- **WHAT IS EXPECTED**:
Gather every line from the entries below that includes "cutoff".
[GIVEN RECORDS start]
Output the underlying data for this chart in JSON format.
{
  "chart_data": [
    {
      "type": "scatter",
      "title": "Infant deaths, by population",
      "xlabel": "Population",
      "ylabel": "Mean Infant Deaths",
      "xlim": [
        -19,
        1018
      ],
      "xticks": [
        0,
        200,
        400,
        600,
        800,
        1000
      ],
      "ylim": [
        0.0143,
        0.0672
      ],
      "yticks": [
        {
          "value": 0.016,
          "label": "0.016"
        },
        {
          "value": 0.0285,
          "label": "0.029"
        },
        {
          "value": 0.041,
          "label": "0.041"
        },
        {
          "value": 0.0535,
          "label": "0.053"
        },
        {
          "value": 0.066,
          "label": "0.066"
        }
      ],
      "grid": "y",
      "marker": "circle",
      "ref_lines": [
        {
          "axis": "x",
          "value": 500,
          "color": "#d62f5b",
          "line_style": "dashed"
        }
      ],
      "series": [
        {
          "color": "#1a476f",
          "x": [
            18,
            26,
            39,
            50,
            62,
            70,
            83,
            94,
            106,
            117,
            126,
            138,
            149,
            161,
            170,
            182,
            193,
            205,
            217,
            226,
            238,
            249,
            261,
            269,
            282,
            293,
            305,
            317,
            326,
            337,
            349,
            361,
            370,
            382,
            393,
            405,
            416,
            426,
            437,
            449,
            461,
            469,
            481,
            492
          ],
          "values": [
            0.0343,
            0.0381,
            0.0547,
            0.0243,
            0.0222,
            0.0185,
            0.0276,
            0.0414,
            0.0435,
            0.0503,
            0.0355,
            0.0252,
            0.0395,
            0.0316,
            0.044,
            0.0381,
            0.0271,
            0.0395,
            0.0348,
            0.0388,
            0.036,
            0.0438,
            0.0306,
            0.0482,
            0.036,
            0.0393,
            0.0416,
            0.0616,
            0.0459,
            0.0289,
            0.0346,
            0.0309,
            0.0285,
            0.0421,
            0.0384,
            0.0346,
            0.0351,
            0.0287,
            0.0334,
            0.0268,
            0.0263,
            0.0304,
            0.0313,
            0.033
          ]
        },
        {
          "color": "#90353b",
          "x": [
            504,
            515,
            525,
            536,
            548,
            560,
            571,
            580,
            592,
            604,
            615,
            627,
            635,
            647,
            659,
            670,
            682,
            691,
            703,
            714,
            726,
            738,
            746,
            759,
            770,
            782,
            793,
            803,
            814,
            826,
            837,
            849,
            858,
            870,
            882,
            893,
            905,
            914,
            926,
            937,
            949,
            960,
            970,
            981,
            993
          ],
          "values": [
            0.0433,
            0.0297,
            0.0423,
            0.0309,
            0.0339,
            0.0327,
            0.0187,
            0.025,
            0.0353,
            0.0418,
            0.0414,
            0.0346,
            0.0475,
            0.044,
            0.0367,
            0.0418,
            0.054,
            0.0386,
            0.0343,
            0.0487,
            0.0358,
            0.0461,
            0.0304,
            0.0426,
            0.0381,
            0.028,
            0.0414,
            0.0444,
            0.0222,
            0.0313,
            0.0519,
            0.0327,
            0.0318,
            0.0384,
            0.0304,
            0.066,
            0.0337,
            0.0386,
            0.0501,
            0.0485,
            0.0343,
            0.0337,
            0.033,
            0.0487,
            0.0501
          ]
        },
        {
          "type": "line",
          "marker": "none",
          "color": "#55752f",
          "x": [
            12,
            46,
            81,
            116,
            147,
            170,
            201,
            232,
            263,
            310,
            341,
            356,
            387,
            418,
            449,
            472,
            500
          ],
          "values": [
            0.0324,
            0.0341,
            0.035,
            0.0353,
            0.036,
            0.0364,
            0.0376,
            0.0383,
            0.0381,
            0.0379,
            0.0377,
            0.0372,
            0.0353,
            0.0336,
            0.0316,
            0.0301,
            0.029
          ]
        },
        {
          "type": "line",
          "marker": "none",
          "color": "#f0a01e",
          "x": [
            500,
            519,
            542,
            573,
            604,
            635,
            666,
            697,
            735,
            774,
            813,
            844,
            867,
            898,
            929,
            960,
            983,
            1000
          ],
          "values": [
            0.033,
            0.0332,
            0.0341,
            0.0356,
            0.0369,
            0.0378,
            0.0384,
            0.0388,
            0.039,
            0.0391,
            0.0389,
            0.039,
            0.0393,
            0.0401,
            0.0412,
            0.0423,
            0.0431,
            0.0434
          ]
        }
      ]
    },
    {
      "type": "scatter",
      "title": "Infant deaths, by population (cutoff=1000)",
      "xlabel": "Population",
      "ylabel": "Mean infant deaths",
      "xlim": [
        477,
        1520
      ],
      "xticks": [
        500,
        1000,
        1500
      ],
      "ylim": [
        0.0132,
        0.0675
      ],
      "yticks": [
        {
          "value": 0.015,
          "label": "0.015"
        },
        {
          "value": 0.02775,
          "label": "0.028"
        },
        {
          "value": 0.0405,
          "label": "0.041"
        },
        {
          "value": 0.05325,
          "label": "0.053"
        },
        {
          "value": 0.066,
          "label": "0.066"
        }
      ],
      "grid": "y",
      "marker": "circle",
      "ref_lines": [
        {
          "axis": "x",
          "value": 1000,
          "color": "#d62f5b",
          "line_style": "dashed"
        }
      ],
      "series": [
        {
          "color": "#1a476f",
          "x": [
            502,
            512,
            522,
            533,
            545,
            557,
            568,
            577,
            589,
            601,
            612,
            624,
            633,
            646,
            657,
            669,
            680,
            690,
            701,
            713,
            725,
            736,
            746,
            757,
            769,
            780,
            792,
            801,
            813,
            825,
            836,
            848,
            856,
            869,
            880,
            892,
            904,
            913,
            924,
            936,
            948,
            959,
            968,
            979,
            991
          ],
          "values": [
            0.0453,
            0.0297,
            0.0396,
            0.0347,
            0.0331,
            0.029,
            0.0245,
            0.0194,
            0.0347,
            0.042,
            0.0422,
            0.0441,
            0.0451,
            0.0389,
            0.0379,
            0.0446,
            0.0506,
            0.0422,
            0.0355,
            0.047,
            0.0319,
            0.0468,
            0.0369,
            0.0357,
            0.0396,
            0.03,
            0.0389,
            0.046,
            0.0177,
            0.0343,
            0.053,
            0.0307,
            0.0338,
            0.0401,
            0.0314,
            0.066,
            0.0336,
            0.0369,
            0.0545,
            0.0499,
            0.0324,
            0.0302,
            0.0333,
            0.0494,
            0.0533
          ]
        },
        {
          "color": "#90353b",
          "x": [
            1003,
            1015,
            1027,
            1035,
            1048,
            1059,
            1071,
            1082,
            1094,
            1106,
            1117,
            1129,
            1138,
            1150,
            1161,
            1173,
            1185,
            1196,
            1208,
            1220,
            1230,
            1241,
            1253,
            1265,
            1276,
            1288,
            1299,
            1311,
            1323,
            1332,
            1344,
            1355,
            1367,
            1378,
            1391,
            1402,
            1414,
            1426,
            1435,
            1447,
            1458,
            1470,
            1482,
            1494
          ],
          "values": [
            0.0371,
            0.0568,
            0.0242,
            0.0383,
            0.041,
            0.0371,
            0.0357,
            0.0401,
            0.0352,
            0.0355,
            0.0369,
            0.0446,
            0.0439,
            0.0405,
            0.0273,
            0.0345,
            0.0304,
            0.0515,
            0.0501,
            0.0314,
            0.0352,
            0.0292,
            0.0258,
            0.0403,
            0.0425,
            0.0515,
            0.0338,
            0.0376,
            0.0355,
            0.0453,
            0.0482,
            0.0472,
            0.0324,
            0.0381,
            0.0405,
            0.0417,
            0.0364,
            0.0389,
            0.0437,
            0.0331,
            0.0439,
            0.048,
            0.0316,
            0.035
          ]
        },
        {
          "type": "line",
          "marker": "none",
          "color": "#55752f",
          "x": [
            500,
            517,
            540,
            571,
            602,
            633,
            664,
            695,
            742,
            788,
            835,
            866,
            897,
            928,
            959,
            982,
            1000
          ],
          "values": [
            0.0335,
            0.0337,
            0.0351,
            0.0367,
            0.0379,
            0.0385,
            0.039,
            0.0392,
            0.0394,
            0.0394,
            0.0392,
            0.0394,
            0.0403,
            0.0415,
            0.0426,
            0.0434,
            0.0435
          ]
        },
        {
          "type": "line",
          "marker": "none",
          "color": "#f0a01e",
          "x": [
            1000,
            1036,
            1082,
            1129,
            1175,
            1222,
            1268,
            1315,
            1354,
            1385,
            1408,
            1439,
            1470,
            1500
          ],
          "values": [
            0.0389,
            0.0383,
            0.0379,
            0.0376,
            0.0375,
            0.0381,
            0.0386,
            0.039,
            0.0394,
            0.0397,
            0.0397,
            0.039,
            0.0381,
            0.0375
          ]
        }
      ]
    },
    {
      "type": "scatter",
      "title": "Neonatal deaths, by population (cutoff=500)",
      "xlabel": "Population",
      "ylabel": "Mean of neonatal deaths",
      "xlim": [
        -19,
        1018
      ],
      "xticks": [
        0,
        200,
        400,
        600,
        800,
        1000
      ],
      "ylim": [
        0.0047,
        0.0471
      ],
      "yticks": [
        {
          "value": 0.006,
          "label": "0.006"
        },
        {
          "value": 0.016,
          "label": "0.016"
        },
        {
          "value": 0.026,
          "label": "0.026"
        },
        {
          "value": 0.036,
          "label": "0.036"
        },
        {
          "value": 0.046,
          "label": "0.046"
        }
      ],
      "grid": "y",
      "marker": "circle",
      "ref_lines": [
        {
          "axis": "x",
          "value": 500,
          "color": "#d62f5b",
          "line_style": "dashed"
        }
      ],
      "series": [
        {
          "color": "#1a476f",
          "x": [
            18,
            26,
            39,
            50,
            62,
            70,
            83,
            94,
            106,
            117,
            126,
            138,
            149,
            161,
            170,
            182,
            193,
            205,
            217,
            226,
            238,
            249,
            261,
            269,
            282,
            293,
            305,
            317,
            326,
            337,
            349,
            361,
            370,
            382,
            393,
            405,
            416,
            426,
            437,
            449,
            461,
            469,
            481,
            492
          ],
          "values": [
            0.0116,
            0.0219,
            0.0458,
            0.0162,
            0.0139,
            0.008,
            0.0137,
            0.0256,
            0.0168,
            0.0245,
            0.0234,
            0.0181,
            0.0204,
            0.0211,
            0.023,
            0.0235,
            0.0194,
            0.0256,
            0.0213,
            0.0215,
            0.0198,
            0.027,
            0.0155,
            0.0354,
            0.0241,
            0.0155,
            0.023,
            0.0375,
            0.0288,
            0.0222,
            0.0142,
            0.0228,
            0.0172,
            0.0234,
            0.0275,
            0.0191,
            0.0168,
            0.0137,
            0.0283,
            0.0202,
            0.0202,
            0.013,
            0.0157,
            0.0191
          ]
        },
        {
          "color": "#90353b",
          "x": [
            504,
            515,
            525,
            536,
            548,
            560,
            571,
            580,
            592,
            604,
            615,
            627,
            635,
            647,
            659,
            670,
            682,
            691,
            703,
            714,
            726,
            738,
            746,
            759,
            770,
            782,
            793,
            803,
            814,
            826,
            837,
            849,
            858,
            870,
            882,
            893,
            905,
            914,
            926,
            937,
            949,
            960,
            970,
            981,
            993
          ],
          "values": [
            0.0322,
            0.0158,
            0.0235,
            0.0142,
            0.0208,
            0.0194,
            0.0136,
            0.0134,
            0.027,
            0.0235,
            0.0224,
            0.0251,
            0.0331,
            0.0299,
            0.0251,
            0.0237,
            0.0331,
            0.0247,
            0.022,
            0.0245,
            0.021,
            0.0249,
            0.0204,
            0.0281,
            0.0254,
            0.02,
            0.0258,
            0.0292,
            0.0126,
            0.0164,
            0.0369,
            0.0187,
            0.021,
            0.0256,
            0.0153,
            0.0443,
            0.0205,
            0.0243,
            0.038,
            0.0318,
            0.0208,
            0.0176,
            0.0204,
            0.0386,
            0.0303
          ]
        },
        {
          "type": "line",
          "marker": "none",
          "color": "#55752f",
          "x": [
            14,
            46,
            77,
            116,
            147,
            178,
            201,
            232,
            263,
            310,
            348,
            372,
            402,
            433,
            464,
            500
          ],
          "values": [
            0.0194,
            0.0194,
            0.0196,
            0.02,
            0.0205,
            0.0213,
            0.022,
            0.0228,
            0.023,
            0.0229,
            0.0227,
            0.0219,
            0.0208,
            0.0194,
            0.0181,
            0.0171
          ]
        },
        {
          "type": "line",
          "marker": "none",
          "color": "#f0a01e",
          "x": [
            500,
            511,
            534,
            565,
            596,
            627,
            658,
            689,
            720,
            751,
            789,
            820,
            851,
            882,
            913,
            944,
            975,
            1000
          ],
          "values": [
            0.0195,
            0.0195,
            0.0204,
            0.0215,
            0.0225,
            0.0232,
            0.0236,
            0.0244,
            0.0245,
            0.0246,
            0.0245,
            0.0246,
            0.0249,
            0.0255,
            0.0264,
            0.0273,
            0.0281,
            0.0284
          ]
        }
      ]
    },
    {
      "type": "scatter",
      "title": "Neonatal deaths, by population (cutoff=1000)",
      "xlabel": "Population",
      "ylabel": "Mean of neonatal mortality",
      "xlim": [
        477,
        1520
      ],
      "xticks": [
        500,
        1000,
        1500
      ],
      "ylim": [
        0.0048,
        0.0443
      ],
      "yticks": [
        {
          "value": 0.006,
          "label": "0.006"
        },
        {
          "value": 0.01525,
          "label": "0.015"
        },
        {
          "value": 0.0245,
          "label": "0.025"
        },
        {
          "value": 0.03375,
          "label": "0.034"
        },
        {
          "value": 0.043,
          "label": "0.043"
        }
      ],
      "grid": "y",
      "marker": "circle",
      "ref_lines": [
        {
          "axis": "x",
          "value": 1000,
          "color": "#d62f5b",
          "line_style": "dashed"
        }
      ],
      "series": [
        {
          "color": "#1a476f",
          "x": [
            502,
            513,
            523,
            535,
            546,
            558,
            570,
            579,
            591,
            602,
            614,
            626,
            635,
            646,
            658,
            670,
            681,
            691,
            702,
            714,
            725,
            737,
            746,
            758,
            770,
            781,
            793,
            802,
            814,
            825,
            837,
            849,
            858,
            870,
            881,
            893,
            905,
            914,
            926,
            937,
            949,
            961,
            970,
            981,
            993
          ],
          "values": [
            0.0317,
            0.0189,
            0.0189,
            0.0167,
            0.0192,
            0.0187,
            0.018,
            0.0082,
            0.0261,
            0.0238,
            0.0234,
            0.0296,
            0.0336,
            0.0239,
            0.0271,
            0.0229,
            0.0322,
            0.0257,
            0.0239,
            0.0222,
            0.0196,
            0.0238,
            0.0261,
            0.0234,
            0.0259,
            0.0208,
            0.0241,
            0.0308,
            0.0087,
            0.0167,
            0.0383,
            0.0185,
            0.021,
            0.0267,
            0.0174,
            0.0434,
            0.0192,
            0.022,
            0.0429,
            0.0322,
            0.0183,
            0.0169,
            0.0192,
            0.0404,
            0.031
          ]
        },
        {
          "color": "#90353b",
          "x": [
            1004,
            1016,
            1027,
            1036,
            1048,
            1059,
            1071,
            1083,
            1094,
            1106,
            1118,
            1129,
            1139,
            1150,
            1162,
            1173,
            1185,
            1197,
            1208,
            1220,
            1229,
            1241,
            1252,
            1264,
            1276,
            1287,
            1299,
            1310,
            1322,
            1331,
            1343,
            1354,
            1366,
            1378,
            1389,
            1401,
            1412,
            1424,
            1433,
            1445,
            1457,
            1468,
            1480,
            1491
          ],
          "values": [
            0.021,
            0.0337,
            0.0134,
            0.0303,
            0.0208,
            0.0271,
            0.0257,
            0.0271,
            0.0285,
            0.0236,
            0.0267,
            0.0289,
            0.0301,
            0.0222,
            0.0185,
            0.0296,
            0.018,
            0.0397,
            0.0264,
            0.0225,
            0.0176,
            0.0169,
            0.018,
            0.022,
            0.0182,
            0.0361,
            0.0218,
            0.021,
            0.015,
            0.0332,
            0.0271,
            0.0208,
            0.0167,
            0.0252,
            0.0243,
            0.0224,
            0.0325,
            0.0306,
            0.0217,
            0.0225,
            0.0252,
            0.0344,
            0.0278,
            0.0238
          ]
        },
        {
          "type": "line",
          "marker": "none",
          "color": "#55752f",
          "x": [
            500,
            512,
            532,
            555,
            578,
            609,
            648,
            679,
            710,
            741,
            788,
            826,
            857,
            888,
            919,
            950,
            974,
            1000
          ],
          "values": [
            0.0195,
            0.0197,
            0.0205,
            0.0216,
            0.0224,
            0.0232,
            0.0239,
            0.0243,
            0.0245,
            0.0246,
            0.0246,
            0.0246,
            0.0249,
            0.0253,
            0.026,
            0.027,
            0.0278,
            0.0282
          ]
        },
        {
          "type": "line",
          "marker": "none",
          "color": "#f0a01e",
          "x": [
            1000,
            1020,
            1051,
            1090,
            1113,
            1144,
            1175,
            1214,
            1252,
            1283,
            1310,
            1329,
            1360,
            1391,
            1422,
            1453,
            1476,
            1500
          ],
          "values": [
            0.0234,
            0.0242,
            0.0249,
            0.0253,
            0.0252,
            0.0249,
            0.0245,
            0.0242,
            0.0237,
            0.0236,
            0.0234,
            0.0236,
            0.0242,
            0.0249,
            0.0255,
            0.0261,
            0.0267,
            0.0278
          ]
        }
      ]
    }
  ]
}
[GIVEN RECORDS end]
- **FINAL RESULT**:
      "title": "Infant deaths, by population (cutoff=1000)",
      "title": "Neonatal deaths, by population (cutoff=500)",
      "title": "Neonatal deaths, by population (cutoff=1000)",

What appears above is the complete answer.